#### Task details
Pictures within the data are to be left out; everything else must be reproduced exactly.

— Begin Available data —

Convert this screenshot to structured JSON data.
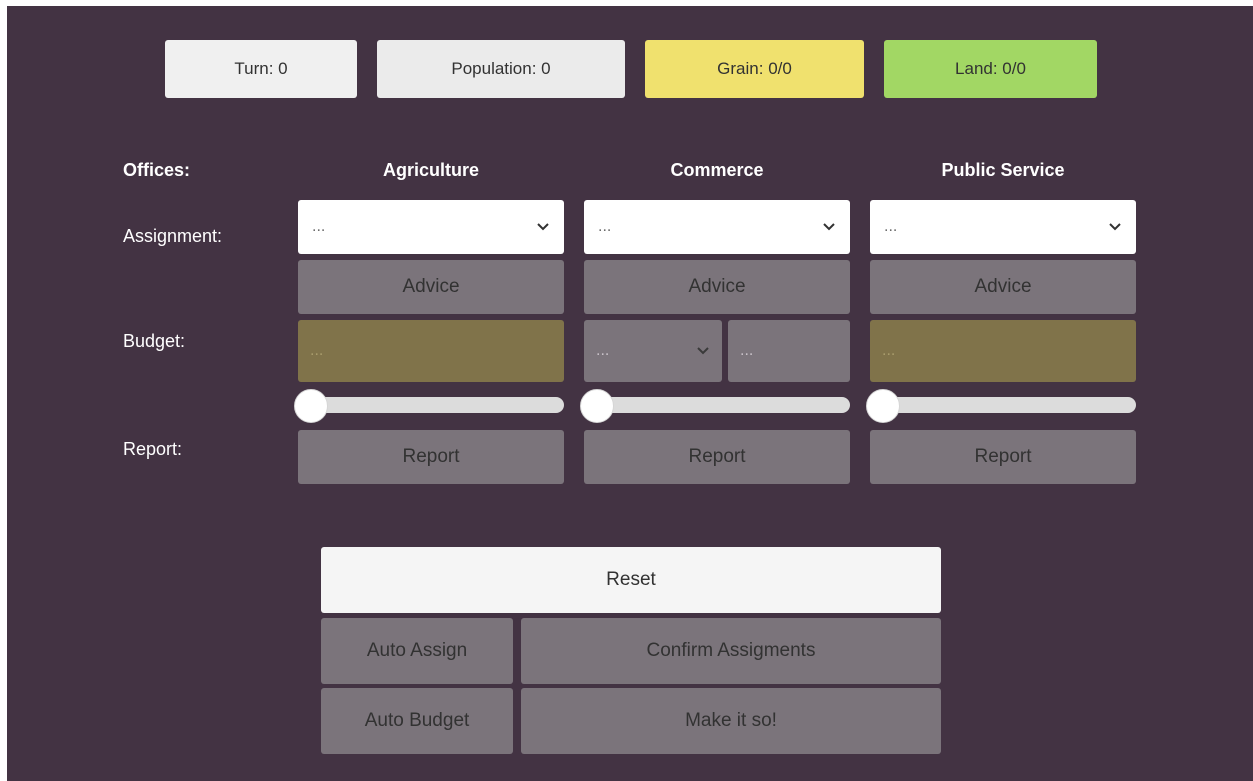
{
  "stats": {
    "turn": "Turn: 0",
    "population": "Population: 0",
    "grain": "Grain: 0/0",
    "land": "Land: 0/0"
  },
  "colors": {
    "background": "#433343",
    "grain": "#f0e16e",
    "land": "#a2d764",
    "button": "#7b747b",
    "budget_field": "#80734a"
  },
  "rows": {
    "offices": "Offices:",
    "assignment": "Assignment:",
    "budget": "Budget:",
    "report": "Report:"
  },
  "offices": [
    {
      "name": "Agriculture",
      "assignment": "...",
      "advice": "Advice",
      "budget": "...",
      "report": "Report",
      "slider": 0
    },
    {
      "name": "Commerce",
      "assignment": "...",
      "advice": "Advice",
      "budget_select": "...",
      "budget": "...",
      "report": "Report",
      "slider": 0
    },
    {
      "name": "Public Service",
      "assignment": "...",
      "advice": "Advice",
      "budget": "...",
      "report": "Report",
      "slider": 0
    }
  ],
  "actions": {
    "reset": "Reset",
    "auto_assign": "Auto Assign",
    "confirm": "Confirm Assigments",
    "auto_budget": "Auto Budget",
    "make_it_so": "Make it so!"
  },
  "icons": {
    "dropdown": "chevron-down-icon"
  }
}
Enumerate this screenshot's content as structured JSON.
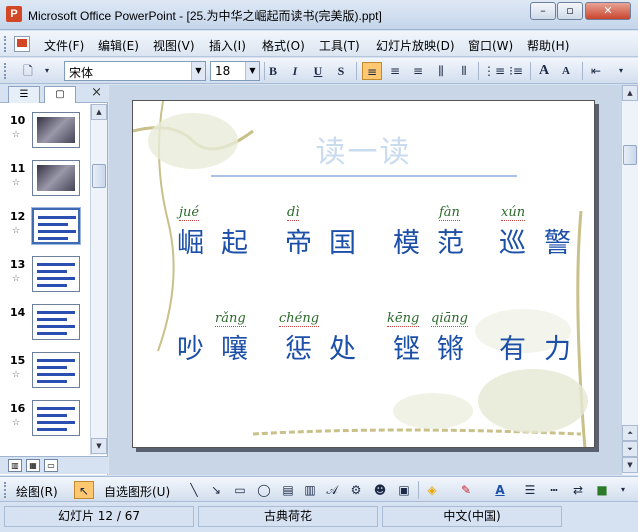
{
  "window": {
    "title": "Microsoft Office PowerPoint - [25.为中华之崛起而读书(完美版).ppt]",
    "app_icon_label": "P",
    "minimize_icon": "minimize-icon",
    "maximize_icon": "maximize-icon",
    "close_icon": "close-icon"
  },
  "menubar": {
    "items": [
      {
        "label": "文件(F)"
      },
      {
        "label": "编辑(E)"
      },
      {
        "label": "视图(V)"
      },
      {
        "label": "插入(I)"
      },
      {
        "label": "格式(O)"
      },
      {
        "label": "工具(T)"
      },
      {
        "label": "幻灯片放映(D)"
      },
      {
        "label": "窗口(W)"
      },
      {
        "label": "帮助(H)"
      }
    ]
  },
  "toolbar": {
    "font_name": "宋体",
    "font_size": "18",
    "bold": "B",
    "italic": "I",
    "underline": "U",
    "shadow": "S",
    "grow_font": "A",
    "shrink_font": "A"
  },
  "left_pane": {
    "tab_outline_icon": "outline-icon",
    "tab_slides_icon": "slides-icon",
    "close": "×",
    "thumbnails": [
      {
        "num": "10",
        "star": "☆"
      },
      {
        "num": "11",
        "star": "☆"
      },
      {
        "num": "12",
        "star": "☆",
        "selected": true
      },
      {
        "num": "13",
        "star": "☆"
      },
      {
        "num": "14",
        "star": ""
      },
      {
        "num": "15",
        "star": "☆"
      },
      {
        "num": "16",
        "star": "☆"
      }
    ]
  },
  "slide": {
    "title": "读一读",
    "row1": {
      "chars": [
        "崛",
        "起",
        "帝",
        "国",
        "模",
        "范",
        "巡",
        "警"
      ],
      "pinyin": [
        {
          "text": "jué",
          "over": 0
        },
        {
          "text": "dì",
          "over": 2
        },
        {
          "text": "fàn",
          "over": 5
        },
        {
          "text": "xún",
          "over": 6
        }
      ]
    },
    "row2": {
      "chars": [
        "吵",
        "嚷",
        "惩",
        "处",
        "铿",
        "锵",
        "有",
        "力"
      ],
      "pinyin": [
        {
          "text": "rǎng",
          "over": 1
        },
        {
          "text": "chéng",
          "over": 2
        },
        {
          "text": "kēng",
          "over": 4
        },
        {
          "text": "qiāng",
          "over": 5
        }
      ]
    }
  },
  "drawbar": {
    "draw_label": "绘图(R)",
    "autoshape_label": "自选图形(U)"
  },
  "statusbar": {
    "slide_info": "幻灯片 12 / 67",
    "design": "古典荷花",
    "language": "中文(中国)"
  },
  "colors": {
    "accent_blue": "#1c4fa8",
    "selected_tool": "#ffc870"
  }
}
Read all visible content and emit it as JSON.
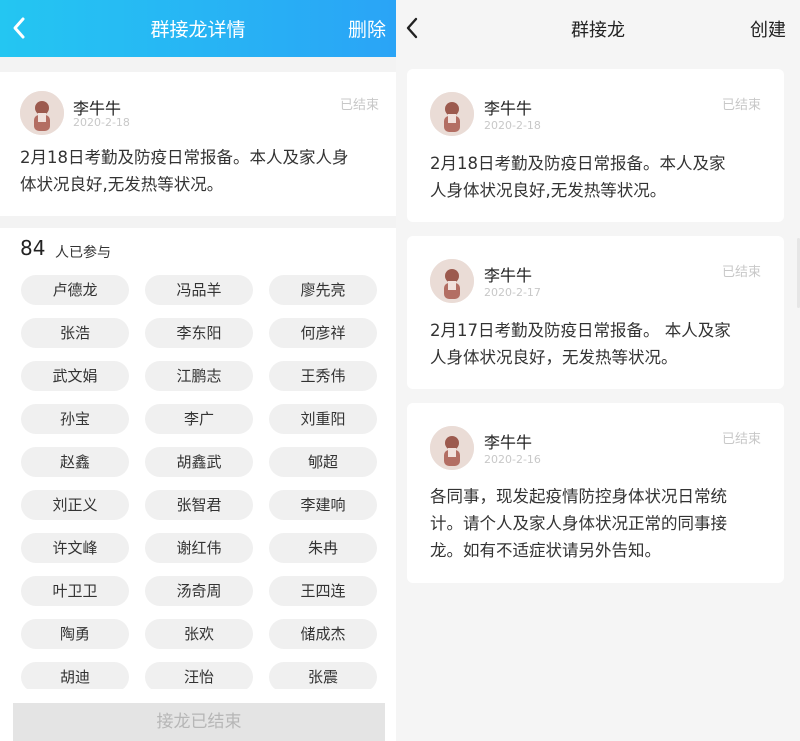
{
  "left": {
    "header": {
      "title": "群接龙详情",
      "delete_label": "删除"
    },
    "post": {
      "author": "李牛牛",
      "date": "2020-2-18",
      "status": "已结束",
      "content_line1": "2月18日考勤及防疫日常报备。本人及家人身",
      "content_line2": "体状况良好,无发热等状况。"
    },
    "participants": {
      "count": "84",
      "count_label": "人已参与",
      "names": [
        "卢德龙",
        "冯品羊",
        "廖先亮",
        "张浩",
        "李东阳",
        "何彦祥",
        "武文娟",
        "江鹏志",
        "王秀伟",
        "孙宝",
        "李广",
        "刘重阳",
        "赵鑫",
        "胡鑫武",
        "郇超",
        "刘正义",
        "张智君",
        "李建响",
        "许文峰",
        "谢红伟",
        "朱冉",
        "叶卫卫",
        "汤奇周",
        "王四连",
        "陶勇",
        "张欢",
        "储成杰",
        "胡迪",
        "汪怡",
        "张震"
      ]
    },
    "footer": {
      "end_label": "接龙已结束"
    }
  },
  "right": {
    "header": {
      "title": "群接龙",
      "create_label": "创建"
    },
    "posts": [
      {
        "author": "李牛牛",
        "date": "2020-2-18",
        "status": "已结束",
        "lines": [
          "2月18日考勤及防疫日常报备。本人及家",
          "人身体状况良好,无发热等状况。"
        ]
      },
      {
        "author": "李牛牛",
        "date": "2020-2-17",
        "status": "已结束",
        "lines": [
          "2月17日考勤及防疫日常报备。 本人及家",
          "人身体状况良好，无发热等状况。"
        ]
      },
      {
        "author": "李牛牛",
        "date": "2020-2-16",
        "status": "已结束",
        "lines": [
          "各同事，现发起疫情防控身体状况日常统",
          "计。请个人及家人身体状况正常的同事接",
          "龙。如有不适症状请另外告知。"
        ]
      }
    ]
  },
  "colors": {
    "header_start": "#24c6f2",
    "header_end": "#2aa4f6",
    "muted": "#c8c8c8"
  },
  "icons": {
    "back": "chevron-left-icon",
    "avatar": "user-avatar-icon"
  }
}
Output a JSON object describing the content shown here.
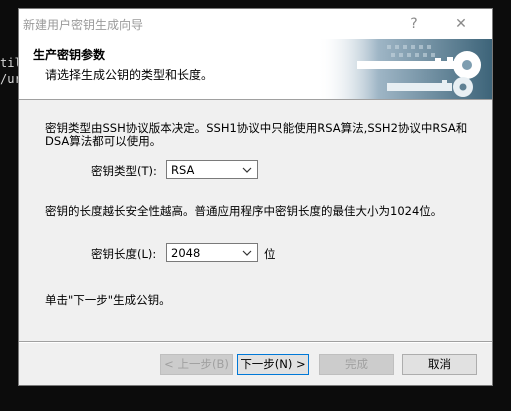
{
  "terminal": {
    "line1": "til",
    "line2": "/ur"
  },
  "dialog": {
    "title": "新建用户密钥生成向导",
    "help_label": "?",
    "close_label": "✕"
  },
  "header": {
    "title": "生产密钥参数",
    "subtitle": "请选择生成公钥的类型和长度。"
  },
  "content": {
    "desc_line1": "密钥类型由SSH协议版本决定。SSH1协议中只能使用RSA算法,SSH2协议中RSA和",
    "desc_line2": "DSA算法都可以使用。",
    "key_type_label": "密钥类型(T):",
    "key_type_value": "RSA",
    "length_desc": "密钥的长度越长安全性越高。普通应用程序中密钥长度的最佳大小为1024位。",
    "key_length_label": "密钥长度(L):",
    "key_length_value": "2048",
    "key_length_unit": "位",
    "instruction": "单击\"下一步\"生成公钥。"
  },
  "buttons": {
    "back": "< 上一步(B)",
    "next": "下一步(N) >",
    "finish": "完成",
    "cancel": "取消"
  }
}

— End Available data —

#### Result
Convert this screenshot to structured JSON data.
{
  "stats": {
    "turn": "Turn: 0",
    "population": "Population: 0",
    "grain": "Grain: 0/0",
    "land": "Land: 0/0"
  },
  "colors": {
    "background": "#433343",
    "grain": "#f0e16e",
    "land": "#a2d764",
    "button": "#7b747b",
    "budget_field": "#80734a"
  },
  "rows": {
    "offices": "Offices:",
    "assignment": "Assignment:",
    "budget": "Budget:",
    "report": "Report:"
  },
  "offices": [
    {
      "name": "Agriculture",
      "assignment": "...",
      "advice": "Advice",
      "budget": "...",
      "report": "Report",
      "slider": 0
    },
    {
      "name": "Commerce",
      "assignment": "...",
      "advice": "Advice",
      "budget_select": "...",
      "budget": "...",
      "report": "Report",
      "slider": 0
    },
    {
      "name": "Public Service",
      "assignment": "...",
      "advice": "Advice",
      "budget": "...",
      "report": "Report",
      "slider": 0
    }
  ],
  "actions": {
    "reset": "Reset",
    "auto_assign": "Auto Assign",
    "confirm": "Confirm Assigments",
    "auto_budget": "Auto Budget",
    "make_it_so": "Make it so!"
  },
  "icons": {
    "dropdown": "chevron-down-icon"
  }
}
Enumerate this screenshot's content as structured JSON.
{
  "window": {
    "title": "Microsoft Office PowerPoint - [25.为中华之崛起而读书(完美版).ppt]",
    "app_icon_label": "P",
    "minimize_icon": "minimize-icon",
    "maximize_icon": "maximize-icon",
    "close_icon": "close-icon"
  },
  "menubar": {
    "items": [
      {
        "label": "文件(F)"
      },
      {
        "label": "编辑(E)"
      },
      {
        "label": "视图(V)"
      },
      {
        "label": "插入(I)"
      },
      {
        "label": "格式(O)"
      },
      {
        "label": "工具(T)"
      },
      {
        "label": "幻灯片放映(D)"
      },
      {
        "label": "窗口(W)"
      },
      {
        "label": "帮助(H)"
      }
    ]
  },
  "toolbar": {
    "font_name": "宋体",
    "font_size": "18",
    "bold": "B",
    "italic": "I",
    "underline": "U",
    "shadow": "S",
    "grow_font": "A",
    "shrink_font": "A"
  },
  "left_pane": {
    "tab_outline_icon": "outline-icon",
    "tab_slides_icon": "slides-icon",
    "close": "×",
    "thumbnails": [
      {
        "num": "10",
        "star": "☆"
      },
      {
        "num": "11",
        "star": "☆"
      },
      {
        "num": "12",
        "star": "☆",
        "selected": true
      },
      {
        "num": "13",
        "star": "☆"
      },
      {
        "num": "14",
        "star": ""
      },
      {
        "num": "15",
        "star": "☆"
      },
      {
        "num": "16",
        "star": "☆"
      }
    ]
  },
  "slide": {
    "title": "读一读",
    "row1": {
      "chars": [
        "崛",
        "起",
        "帝",
        "国",
        "模",
        "范",
        "巡",
        "警"
      ],
      "pinyin": [
        {
          "text": "jué",
          "over": 0
        },
        {
          "text": "dì",
          "over": 2
        },
        {
          "text": "fàn",
          "over": 5
        },
        {
          "text": "xún",
          "over": 6
        }
      ]
    },
    "row2": {
      "chars": [
        "吵",
        "嚷",
        "惩",
        "处",
        "铿",
        "锵",
        "有",
        "力"
      ],
      "pinyin": [
        {
          "text": "rǎng",
          "over": 1
        },
        {
          "text": "chéng",
          "over": 2
        },
        {
          "text": "kēng",
          "over": 4
        },
        {
          "text": "qiāng",
          "over": 5
        }
      ]
    }
  },
  "drawbar": {
    "draw_label": "绘图(R)",
    "autoshape_label": "自选图形(U)"
  },
  "statusbar": {
    "slide_info": "幻灯片 12 / 67",
    "design": "古典荷花",
    "language": "中文(中国)"
  },
  "colors": {
    "accent_blue": "#1c4fa8",
    "selected_tool": "#ffc870"
  }
}
Read all visible content and emit it as JSON.
{
  "left": {
    "header": {
      "title": "群接龙详情",
      "delete_label": "删除"
    },
    "post": {
      "author": "李牛牛",
      "date": "2020-2-18",
      "status": "已结束",
      "content_line1": "2月18日考勤及防疫日常报备。本人及家人身",
      "content_line2": "体状况良好,无发热等状况。"
    },
    "participants": {
      "count": "84",
      "count_label": "人已参与",
      "names": [
        "卢德龙",
        "冯品羊",
        "廖先亮",
        "张浩",
        "李东阳",
        "何彦祥",
        "武文娟",
        "江鹏志",
        "王秀伟",
        "孙宝",
        "李广",
        "刘重阳",
        "赵鑫",
        "胡鑫武",
        "郇超",
        "刘正义",
        "张智君",
        "李建响",
        "许文峰",
        "谢红伟",
        "朱冉",
        "叶卫卫",
        "汤奇周",
        "王四连",
        "陶勇",
        "张欢",
        "储成杰",
        "胡迪",
        "汪怡",
        "张震"
      ]
    },
    "footer": {
      "end_label": "接龙已结束"
    }
  },
  "right": {
    "header": {
      "title": "群接龙",
      "create_label": "创建"
    },
    "posts": [
      {
        "author": "李牛牛",
        "date": "2020-2-18",
        "status": "已结束",
        "lines": [
          "2月18日考勤及防疫日常报备。本人及家",
          "人身体状况良好,无发热等状况。"
        ]
      },
      {
        "author": "李牛牛",
        "date": "2020-2-17",
        "status": "已结束",
        "lines": [
          "2月17日考勤及防疫日常报备。 本人及家",
          "人身体状况良好，无发热等状况。"
        ]
      },
      {
        "author": "李牛牛",
        "date": "2020-2-16",
        "status": "已结束",
        "lines": [
          "各同事，现发起疫情防控身体状况日常统",
          "计。请个人及家人身体状况正常的同事接",
          "龙。如有不适症状请另外告知。"
        ]
      }
    ]
  },
  "colors": {
    "header_start": "#24c6f2",
    "header_end": "#2aa4f6",
    "muted": "#c8c8c8"
  },
  "icons": {
    "back": "chevron-left-icon",
    "avatar": "user-avatar-icon"
  }
}
Output a JSON object describing the content shown here.
{
  "terminal": {
    "line1": "til",
    "line2": "/ur"
  },
  "dialog": {
    "title": "新建用户密钥生成向导",
    "help_label": "?",
    "close_label": "✕"
  },
  "header": {
    "title": "生产密钥参数",
    "subtitle": "请选择生成公钥的类型和长度。"
  },
  "content": {
    "desc_line1": "密钥类型由SSH协议版本决定。SSH1协议中只能使用RSA算法,SSH2协议中RSA和",
    "desc_line2": "DSA算法都可以使用。",
    "key_type_label": "密钥类型(T):",
    "key_type_value": "RSA",
    "length_desc": "密钥的长度越长安全性越高。普通应用程序中密钥长度的最佳大小为1024位。",
    "key_length_label": "密钥长度(L):",
    "key_length_value": "2048",
    "key_length_unit": "位",
    "instruction": "单击\"下一步\"生成公钥。"
  },
  "buttons": {
    "back": "< 上一步(B)",
    "next": "下一步(N) >",
    "finish": "完成",
    "cancel": "取消"
  }
}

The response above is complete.